Please give the listing again, word for word, with nothing left out.

• • • •

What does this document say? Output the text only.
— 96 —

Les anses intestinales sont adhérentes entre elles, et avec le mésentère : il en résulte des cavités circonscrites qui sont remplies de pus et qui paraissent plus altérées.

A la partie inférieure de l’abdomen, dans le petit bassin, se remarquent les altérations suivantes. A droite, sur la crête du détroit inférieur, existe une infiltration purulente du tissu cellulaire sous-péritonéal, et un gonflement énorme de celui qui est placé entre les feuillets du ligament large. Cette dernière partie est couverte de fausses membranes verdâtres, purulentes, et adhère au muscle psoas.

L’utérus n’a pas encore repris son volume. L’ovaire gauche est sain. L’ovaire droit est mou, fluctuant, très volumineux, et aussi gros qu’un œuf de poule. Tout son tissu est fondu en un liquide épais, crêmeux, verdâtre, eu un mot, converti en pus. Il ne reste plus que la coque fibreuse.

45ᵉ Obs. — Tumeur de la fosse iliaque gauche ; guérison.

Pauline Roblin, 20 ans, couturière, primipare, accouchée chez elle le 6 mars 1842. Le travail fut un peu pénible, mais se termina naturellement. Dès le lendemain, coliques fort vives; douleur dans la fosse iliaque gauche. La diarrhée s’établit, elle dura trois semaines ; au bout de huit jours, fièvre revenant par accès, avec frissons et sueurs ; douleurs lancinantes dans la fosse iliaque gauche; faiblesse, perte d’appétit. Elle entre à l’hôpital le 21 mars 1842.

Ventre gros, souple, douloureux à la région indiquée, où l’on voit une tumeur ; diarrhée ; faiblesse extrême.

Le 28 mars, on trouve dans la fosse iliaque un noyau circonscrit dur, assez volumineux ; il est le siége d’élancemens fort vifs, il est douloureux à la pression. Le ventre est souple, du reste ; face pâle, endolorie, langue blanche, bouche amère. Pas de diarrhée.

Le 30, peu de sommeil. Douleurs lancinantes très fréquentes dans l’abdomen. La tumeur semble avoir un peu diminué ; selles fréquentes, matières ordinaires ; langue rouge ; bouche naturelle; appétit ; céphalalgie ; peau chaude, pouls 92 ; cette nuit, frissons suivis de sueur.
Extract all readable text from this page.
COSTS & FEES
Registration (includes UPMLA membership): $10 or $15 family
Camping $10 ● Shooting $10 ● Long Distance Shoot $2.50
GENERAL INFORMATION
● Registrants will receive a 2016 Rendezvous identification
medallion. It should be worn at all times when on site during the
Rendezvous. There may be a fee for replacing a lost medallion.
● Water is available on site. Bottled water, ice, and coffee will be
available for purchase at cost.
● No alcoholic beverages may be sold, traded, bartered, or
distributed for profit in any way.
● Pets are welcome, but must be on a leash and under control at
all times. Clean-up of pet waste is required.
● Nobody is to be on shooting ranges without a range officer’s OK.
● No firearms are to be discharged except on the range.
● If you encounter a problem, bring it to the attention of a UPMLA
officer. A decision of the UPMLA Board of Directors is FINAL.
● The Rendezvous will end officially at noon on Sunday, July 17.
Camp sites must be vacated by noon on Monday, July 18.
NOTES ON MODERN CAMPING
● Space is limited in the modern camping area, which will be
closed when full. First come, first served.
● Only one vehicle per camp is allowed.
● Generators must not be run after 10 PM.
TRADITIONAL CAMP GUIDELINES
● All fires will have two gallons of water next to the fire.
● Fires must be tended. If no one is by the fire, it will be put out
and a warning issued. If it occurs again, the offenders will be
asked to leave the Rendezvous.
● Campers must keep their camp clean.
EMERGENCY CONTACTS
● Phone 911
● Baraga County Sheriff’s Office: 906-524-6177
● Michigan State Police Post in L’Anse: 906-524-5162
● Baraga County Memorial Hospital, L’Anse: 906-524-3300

• • • •

Answer to the task:
What does this document say? Output the text only.
— 96 —

Les anses intestinales sont adhérentes entre elles, et avec le mésentère : il en résulte des cavités circonscrites qui sont remplies de pus et qui paraissent plus altérées.

A la partie inférieure de l’abdomen, dans le petit bassin, se remarquent les altérations suivantes. A droite, sur la crête du détroit inférieur, existe une infiltration purulente du tissu cellulaire sous-péritonéal, et un gonflement énorme de celui qui est placé entre les feuillets du ligament large. Cette dernière partie est couverte de fausses membranes verdâtres, purulentes, et adhère au muscle psoas.

L’utérus n’a pas encore repris son volume. L’ovaire gauche est sain. L’ovaire droit est mou, fluctuant, très volumineux, et aussi gros qu’un œuf de poule. Tout son tissu est fondu en un liquide épais, crêmeux, verdâtre, eu un mot, converti en pus. Il ne reste plus que la coque fibreuse.

45ᵉ Obs. — Tumeur de la fosse iliaque gauche ; guérison.

Pauline Roblin, 20 ans, couturière, primipare, accouchée chez elle le 6 mars 1842. Le travail fut un peu pénible, mais se termina naturellement. Dès le lendemain, coliques fort vives; douleur dans la fosse iliaque gauche. La diarrhée s’établit, elle dura trois semaines ; au bout de huit jours, fièvre revenant par accès, avec frissons et sueurs ; douleurs lancinantes dans la fosse iliaque gauche; faiblesse, perte d’appétit. Elle entre à l’hôpital le 21 mars 1842.

Ventre gros, souple, douloureux à la région indiquée, où l’on voit une tumeur ; diarrhée ; faiblesse extrême.

Le 28 mars, on trouve dans la fosse iliaque un noyau circonscrit dur, assez volumineux ; il est le siége d’élancemens fort vifs, il est douloureux à la pression. Le ventre est souple, du reste ; face pâle, endolorie, langue blanche, bouche amère. Pas de diarrhée.

Le 30, peu de sommeil. Douleurs lancinantes très fréquentes dans l’abdomen. La tumeur semble avoir un peu diminué ; selles fréquentes, matières ordinaires ; langue rouge ; bouche naturelle; appétit ; céphalalgie ; peau chaude, pouls 92 ; cette nuit, frissons suivis de sueur.
Extract all readable text from this page.
COSTS & FEES
Registration (includes UPMLA membership): $10 or $15 family
Camping $10 ● Shooting $10 ● Long Distance Shoot $2.50
GENERAL INFORMATION
● Registrants will receive a 2016 Rendezvous identification
medallion. It should be worn at all times when on site during the
Rendezvous. There may be a fee for replacing a lost medallion.
● Water is available on site. Bottled water, ice, and coffee will be
available for purchase at cost.
● No alcoholic beverages may be sold, traded, bartered, or
distributed for profit in any way.
● Pets are welcome, but must be on a leash and under control at
all times. Clean-up of pet waste is required.
● Nobody is to be on shooting ranges without a range officer’s OK.
● No firearms are to be discharged except on the range.
● If you encounter a problem, bring it to the attention of a UPMLA
officer. A decision of the UPMLA Board of Directors is FINAL.
● The Rendezvous will end officially at noon on Sunday, July 17.
Camp sites must be vacated by noon on Monday, July 18.
NOTES ON MODERN CAMPING
● Space is limited in the modern camping area, which will be
closed when full. First come, first served.
● Only one vehicle per camp is allowed.
● Generators must not be run after 10 PM.
TRADITIONAL CAMP GUIDELINES
● All fires will have two gallons of water next to the fire.
● Fires must be tended. If no one is by the fire, it will be put out
and a warning issued. If it occurs again, the offenders will be
asked to leave the Rendezvous.
● Campers must keep their camp clean.
EMERGENCY CONTACTS
● Phone 911
● Baraga County Sheriff’s Office: 906-524-6177
● Michigan State Police Post in L’Anse: 906-524-5162
● Baraga County Memorial Hospital, L’Anse: 906-524-3300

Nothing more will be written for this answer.